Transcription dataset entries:
^^^^^^^^^^^^^^^^
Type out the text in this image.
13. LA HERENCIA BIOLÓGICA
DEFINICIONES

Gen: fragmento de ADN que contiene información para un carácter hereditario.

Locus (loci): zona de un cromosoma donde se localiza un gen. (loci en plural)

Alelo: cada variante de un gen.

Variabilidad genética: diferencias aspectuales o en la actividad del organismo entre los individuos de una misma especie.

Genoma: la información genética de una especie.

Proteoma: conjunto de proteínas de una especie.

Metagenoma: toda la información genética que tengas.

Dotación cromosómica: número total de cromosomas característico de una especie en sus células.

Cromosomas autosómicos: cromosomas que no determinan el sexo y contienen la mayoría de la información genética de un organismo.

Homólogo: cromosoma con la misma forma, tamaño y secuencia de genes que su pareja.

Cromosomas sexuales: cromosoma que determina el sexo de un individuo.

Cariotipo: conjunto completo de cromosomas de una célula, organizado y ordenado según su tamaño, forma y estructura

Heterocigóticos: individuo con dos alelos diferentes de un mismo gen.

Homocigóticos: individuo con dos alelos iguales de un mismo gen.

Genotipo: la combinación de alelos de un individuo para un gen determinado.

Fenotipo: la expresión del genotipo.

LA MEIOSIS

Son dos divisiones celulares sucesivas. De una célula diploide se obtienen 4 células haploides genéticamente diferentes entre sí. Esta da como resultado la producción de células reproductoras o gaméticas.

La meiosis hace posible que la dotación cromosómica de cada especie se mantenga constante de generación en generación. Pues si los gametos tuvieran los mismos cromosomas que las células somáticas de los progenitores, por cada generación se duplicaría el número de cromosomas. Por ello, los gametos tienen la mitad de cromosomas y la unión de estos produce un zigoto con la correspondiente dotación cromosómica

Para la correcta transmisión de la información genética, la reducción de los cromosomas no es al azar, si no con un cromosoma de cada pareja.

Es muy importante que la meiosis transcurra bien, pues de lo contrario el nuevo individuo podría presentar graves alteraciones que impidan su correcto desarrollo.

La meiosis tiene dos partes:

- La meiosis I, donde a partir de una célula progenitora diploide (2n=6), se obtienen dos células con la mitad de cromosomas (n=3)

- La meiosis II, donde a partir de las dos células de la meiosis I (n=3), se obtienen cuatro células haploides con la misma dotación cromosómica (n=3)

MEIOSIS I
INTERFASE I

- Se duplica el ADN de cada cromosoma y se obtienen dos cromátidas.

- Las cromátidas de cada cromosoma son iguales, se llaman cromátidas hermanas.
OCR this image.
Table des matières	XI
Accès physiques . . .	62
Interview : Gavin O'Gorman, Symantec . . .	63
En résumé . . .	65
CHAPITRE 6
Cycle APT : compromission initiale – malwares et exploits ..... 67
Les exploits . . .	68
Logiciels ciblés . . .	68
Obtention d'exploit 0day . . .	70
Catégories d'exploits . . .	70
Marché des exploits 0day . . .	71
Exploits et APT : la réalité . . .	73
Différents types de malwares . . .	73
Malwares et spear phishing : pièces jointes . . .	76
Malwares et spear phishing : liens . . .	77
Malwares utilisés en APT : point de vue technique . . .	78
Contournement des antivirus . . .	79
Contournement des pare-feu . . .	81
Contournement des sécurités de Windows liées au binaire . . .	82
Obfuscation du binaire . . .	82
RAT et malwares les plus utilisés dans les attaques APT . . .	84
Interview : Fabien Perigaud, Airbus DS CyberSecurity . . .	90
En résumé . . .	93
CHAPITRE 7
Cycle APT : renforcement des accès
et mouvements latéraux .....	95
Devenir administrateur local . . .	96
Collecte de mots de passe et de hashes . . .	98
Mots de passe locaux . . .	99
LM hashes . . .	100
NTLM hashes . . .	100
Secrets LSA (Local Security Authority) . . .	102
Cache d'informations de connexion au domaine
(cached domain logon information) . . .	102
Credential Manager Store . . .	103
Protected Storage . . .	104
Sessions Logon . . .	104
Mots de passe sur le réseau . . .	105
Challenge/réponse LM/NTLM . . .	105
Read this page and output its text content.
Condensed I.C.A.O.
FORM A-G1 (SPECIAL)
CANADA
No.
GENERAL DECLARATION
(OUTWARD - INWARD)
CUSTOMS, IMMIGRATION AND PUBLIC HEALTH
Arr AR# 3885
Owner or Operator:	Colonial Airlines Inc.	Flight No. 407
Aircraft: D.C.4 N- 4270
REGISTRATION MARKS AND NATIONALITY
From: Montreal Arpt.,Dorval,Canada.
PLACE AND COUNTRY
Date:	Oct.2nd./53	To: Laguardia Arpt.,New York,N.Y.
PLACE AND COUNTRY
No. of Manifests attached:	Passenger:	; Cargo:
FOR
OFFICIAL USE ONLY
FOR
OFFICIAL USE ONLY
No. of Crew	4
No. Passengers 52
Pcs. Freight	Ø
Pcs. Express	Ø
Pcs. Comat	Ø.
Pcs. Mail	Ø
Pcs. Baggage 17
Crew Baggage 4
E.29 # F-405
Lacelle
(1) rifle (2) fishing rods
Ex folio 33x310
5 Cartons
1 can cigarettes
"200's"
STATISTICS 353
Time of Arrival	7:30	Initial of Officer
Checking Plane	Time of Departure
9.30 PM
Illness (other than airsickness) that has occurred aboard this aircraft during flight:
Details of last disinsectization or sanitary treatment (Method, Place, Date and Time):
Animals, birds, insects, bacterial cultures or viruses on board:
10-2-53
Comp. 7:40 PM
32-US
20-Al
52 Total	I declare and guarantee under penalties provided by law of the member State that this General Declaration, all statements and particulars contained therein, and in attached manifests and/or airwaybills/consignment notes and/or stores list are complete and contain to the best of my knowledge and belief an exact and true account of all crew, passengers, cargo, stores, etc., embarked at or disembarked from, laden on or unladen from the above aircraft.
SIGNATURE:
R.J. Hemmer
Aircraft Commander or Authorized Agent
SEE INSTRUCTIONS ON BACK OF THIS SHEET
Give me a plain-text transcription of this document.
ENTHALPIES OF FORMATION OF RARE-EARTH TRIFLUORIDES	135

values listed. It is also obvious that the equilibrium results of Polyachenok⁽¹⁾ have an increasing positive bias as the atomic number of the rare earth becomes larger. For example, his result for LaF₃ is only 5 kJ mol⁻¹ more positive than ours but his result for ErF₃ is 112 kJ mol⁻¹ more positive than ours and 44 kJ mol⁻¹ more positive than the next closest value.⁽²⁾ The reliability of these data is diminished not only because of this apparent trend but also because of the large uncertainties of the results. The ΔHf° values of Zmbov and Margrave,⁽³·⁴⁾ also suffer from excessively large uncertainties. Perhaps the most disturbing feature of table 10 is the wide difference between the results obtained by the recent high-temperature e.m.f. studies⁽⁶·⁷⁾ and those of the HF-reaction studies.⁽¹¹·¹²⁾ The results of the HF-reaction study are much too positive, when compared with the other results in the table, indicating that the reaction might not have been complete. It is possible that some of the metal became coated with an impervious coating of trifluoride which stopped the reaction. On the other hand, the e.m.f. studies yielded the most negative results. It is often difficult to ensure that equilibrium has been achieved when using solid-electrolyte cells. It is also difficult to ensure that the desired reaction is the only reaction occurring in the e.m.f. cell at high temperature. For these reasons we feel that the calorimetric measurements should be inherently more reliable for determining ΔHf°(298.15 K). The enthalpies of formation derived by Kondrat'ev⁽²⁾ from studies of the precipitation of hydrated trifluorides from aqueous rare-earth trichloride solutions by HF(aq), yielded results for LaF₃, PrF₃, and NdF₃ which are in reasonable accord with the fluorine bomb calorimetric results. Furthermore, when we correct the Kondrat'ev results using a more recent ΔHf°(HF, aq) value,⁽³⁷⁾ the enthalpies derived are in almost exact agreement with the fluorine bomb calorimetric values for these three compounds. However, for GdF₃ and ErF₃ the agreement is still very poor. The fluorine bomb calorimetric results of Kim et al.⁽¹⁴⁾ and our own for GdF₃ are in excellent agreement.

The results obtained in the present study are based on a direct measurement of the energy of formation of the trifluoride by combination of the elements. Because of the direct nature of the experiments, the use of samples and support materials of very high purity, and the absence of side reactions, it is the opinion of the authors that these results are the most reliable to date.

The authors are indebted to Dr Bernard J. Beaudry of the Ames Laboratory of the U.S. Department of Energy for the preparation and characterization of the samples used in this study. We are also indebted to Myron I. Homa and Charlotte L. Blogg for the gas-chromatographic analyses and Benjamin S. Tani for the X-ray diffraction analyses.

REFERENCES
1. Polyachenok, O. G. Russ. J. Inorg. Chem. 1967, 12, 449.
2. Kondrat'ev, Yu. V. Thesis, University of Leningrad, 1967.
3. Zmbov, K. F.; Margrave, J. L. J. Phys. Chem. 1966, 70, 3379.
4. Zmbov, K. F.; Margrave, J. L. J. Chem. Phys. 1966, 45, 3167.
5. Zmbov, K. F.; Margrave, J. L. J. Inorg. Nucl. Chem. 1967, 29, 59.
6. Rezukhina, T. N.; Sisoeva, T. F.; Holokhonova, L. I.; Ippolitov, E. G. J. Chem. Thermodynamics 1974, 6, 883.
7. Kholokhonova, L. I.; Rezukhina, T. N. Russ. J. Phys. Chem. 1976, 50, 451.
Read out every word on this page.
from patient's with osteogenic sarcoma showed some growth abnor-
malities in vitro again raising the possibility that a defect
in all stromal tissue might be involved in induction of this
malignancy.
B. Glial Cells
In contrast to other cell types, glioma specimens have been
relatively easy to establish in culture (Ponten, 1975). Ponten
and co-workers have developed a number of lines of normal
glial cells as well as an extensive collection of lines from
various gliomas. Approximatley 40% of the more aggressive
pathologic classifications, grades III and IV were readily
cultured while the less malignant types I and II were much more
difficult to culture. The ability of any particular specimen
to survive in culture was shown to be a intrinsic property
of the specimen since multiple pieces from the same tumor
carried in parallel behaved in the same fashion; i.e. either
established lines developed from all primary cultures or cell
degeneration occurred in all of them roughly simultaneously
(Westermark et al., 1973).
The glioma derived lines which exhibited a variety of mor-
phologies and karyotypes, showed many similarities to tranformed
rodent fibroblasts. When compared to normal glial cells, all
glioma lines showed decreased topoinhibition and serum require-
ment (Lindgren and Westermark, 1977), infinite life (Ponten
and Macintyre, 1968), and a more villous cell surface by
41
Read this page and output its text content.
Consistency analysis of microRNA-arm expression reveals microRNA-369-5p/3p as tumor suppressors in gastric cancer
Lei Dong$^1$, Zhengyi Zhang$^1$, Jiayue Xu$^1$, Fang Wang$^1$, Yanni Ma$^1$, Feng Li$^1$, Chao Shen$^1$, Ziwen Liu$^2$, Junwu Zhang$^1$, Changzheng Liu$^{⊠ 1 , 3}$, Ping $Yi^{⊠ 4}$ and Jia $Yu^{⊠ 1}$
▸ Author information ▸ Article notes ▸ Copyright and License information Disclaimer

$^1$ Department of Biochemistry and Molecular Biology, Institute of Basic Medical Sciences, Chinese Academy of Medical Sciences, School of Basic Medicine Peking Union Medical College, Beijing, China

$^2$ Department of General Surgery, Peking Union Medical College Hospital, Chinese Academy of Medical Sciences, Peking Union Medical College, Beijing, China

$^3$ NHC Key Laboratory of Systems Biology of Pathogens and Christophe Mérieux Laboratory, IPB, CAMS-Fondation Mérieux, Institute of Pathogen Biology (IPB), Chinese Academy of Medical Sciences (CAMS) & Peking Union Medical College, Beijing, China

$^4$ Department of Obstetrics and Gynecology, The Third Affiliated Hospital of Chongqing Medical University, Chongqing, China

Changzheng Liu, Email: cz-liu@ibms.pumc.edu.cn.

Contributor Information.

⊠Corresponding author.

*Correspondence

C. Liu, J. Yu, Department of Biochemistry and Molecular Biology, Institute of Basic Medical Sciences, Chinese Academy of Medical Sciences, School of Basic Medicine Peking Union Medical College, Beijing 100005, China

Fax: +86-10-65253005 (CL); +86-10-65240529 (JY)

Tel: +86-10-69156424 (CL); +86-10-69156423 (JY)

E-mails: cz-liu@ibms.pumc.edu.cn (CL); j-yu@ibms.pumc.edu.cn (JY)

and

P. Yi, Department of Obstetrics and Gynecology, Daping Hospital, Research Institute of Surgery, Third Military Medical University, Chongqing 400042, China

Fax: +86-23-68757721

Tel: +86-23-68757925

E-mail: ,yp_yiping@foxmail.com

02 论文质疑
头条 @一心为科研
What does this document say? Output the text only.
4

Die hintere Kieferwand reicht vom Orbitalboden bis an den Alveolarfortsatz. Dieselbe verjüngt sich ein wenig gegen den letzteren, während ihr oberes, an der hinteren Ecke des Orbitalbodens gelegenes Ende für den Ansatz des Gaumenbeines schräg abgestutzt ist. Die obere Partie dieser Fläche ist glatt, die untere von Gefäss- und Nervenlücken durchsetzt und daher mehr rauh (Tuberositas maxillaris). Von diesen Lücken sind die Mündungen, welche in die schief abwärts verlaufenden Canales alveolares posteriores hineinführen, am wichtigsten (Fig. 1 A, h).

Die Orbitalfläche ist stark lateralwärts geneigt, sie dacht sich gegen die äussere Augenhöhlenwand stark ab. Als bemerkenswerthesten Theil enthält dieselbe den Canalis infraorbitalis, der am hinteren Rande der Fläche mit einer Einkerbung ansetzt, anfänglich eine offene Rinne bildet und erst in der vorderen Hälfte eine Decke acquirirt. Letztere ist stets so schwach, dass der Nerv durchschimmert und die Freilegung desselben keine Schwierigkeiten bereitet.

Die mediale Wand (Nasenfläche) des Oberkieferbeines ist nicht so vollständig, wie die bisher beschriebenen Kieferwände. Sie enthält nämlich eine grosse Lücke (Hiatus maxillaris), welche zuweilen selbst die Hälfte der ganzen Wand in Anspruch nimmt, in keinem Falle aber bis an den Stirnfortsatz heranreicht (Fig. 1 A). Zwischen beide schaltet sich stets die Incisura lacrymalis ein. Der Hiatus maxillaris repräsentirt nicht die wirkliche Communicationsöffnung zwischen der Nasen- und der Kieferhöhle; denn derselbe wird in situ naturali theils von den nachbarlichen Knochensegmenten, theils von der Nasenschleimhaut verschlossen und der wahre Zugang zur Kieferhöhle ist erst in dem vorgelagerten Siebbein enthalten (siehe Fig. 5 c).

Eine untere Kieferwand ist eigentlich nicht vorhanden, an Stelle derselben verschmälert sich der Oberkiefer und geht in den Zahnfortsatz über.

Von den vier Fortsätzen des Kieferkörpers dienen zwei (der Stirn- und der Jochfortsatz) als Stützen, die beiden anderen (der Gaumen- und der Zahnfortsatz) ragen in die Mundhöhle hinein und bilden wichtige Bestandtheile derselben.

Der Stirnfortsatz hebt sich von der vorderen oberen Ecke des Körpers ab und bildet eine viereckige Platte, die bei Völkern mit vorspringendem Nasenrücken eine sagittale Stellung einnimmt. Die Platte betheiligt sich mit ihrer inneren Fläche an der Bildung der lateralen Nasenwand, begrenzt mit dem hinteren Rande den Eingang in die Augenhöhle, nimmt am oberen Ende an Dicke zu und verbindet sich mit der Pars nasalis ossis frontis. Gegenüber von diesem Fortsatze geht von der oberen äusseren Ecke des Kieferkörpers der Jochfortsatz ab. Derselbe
^^^^^^^^^^^^^^^^
Task prompt:
Find all the lines with "Interview" in the data and copy them.

Task output:
Interview : Gavin O'Gorman, Symantec . . .	63
Interview : Fabien Perigaud, Airbus DS CyberSecurity . . .	90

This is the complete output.